* Problem to work on: Retype everything in the listing, leaving each line exactly as it is.

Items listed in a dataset
+===+

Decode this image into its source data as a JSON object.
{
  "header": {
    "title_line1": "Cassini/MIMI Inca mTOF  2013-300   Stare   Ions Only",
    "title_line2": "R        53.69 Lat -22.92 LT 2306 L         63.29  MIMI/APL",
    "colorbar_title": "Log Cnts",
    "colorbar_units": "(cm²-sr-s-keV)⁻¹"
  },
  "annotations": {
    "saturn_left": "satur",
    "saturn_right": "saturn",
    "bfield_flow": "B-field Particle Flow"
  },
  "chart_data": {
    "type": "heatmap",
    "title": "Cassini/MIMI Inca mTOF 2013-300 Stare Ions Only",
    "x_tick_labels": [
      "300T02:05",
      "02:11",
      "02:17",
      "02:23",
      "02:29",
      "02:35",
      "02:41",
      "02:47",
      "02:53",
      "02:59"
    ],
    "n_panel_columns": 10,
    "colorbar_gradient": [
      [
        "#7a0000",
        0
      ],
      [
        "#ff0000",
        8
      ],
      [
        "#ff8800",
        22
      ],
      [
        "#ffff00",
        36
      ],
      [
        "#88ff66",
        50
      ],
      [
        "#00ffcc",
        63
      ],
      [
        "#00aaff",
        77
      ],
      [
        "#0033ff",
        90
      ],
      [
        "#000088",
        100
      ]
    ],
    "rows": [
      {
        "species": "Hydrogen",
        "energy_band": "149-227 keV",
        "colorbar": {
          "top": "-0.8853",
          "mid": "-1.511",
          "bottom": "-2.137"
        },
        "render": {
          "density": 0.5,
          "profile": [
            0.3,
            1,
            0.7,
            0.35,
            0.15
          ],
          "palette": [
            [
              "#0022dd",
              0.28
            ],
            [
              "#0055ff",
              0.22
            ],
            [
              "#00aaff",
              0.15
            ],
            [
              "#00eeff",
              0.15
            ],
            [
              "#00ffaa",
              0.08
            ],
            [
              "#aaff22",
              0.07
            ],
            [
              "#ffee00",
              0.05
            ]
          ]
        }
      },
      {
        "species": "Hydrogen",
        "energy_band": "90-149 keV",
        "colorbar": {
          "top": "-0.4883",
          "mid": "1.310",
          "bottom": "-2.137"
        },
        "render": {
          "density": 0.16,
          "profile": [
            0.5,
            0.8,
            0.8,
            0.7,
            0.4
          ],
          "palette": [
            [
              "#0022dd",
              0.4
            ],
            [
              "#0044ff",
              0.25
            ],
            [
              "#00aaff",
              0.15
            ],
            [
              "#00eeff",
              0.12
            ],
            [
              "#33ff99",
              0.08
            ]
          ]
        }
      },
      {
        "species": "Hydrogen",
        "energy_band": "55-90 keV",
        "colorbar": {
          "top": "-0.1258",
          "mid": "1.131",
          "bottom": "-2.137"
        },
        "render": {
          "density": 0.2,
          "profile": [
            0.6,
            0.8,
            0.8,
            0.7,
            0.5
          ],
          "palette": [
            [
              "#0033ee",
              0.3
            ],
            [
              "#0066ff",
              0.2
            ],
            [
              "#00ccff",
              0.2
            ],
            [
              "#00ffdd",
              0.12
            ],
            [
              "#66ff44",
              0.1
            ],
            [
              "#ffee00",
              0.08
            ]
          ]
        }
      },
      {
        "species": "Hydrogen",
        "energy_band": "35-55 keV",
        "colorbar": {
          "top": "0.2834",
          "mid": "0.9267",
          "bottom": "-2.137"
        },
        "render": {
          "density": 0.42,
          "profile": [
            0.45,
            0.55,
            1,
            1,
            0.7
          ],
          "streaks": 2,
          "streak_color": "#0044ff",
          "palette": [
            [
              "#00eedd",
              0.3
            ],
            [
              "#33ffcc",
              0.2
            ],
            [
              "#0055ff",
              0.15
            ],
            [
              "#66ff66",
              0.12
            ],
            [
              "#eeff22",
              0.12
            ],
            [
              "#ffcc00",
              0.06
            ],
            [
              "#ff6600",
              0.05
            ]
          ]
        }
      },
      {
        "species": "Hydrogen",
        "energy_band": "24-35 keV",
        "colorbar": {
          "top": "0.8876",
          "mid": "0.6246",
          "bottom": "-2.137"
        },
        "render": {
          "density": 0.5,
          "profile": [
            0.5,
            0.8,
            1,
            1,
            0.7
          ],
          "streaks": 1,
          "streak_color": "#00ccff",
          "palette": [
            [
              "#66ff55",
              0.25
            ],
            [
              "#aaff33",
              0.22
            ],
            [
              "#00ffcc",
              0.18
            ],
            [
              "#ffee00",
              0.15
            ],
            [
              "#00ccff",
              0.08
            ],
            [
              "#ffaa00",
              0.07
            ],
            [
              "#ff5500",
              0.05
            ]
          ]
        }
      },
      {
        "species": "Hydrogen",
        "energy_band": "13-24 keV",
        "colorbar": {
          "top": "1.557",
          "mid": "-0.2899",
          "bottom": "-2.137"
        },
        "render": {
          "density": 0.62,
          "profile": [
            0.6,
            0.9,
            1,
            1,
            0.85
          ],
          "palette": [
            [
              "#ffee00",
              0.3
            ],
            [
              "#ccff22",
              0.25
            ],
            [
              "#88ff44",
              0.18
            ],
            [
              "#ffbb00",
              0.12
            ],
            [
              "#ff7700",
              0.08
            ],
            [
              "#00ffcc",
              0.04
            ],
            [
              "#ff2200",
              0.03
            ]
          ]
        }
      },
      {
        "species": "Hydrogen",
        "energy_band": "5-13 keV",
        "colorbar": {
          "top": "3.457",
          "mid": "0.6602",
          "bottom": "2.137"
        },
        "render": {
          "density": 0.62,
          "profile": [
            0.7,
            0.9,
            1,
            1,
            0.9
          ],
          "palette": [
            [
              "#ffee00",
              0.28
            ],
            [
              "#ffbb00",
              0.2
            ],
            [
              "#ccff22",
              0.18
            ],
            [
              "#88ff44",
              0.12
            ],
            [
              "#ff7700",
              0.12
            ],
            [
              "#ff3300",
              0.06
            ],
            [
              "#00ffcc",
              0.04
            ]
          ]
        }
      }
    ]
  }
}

+===+

* Correct answer:
Decode this image into its source data as a JSON object.
{
  "header": {
    "title_line1": "Cassini/MIMI Inca mTOF  2013-300   Stare   Ions Only",
    "title_line2": "R        53.69 Lat -22.92 LT 2306 L         63.29  MIMI/APL",
    "colorbar_title": "Log Cnts",
    "colorbar_units": "(cm²-sr-s-keV)⁻¹"
  },
  "annotations": {
    "saturn_left": "satur",
    "saturn_right": "saturn",
    "bfield_flow": "B-field Particle Flow"
  },
  "chart_data": {
    "type": "heatmap",
    "title": "Cassini/MIMI Inca mTOF 2013-300 Stare Ions Only",
    "x_tick_labels": [
      "300T02:05",
      "02:11",
      "02:17",
      "02:23",
      "02:29",
      "02:35",
      "02:41",
      "02:47",
      "02:53",
      "02:59"
    ],
    "n_panel_columns": 10,
    "colorbar_gradient": [
      [
        "#7a0000",
        0
      ],
      [
        "#ff0000",
        8
      ],
      [
        "#ff8800",
        22
      ],
      [
        "#ffff00",
        36
      ],
      [
        "#88ff66",
        50
      ],
      [
        "#00ffcc",
        63
      ],
      [
        "#00aaff",
        77
      ],
      [
        "#0033ff",
        90
      ],
      [
        "#000088",
        100
      ]
    ],
    "rows": [
      {
        "species": "Hydrogen",
        "energy_band": "149-227 keV",
        "colorbar": {
          "top": "-0.8853",
          "mid": "-1.511",
          "bottom": "-2.137"
        },
        "render": {
          "density": 0.5,
          "profile": [
            0.3,
            1,
            0.7,
            0.35,
            0.15
          ],
          "palette": [
            [
              "#0022dd",
              0.28
            ],
            [
              "#0055ff",
              0.22
            ],
            [
              "#00aaff",
              0.15
            ],
            [
              "#00eeff",
              0.15
            ],
            [
              "#00ffaa",
              0.08
            ],
            [
              "#aaff22",
              0.07
            ],
            [
              "#ffee00",
              0.05
            ]
          ]
        }
      },
      {
        "species": "Hydrogen",
        "energy_band": "90-149 keV",
        "colorbar": {
          "top": "-0.4883",
          "mid": "1.310",
          "bottom": "-2.137"
        },
        "render": {
          "density": 0.16,
          "profile": [
            0.5,
            0.8,
            0.8,
            0.7,
            0.4
          ],
          "palette": [
            [
              "#0022dd",
              0.4
            ],
            [
              "#0044ff",
              0.25
            ],
            [
              "#00aaff",
              0.15
            ],
            [
              "#00eeff",
              0.12
            ],
            [
              "#33ff99",
              0.08
            ]
          ]
        }
      },
      {
        "species": "Hydrogen",
        "energy_band": "55-90 keV",
        "colorbar": {
          "top": "-0.1258",
          "mid": "1.131",
          "bottom": "-2.137"
        },
        "render": {
          "density": 0.2,
          "profile": [
            0.6,
            0.8,
            0.8,
            0.7,
            0.5
          ],
          "palette": [
            [
              "#0033ee",
              0.3
            ],
            [
              "#0066ff",
              0.2
            ],
            [
              "#00ccff",
              0.2
            ],
            [
              "#00ffdd",
              0.12
            ],
            [
              "#66ff44",
              0.1
            ],
            [
              "#ffee00",
              0.08
            ]
          ]
        }
      },
      {
        "species": "Hydrogen",
        "energy_band": "35-55 keV",
        "colorbar": {
          "top": "0.2834",
          "mid": "0.9267",
          "bottom": "-2.137"
        },
        "render": {
          "density": 0.42,
          "profile": [
            0.45,
            0.55,
            1,
            1,
            0.7
          ],
          "streaks": 2,
          "streak_color": "#0044ff",
          "palette": [
            [
              "#00eedd",
              0.3
            ],
            [
              "#33ffcc",
              0.2
            ],
            [
              "#0055ff",
              0.15
            ],
            [
              "#66ff66",
              0.12
            ],
            [
              "#eeff22",
              0.12
            ],
            [
              "#ffcc00",
              0.06
            ],
            [
              "#ff6600",
              0.05
            ]
          ]
        }
      },
      {
        "species": "Hydrogen",
        "energy_band": "24-35 keV",
        "colorbar": {
          "top": "0.8876",
          "mid": "0.6246",
          "bottom": "-2.137"
        },
        "render": {
          "density": 0.5,
          "profile": [
            0.5,
            0.8,
            1,
            1,
            0.7
          ],
          "streaks": 1,
          "streak_color": "#00ccff",
          "palette": [
            [
              "#66ff55",
              0.25
            ],
            [
              "#aaff33",
              0.22
            ],
            [
              "#00ffcc",
              0.18
            ],
            [
              "#ffee00",
              0.15
            ],
            [
              "#00ccff",
              0.08
            ],
            [
              "#ffaa00",
              0.07
            ],
            [
              "#ff5500",
              0.05
            ]
          ]
        }
      },
      {
        "species": "Hydrogen",
        "energy_band": "13-24 keV",
        "colorbar": {
          "top": "1.557",
          "mid": "-0.2899",
          "bottom": "-2.137"
        },
        "render": {
          "density": 0.62,
          "profile": [
            0.6,
            0.9,
            1,
            1,
            0.85
          ],
          "palette": [
            [
              "#ffee00",
              0.3
            ],
            [
              "#ccff22",
              0.25
            ],
            [
              "#88ff44",
              0.18
            ],
            [
              "#ffbb00",
              0.12
            ],
            [
              "#ff7700",
              0.08
            ],
            [
              "#00ffcc",
              0.04
            ],
            [
              "#ff2200",
              0.03
            ]
          ]
        }
      },
      {
        "species": "Hydrogen",
        "energy_band": "5-13 keV",
        "colorbar": {
          "top": "3.457",
          "mid": "0.6602",
          "bottom": "2.137"
        },
        "render": {
          "density": 0.62,
          "profile": [
            0.7,
            0.9,
            1,
            1,
            0.9
          ],
          "palette": [
            [
              "#ffee00",
              0.28
            ],
            [
              "#ffbb00",
              0.2
            ],
            [
              "#ccff22",
              0.18
            ],
            [
              "#88ff44",
              0.12
            ],
            [
              "#ff7700",
              0.12
            ],
            [
              "#ff3300",
              0.06
            ],
            [
              "#00ffcc",
              0.04
            ]
          ]
        }
      }
    ]
  }
}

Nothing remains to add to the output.